• [THE EXERCISE] Would you set down every entry shown below, precisely as written?

• [SUPPLIED INFORMATION]

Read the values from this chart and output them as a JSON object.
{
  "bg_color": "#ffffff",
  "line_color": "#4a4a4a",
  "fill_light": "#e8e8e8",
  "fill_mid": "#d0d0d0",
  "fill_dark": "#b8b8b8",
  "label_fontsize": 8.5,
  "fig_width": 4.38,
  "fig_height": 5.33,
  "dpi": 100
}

• [EXERCISE OUTPUT]
Read the values from this chart and output them as a JSON object.
{
  "bg_color": "#ffffff",
  "line_color": "#4a4a4a",
  "fill_light": "#e8e8e8",
  "fill_mid": "#d0d0d0",
  "fill_dark": "#b8b8b8",
  "label_fontsize": 8.5,
  "fig_width": 4.38,
  "fig_height": 5.33,
  "dpi": 100
}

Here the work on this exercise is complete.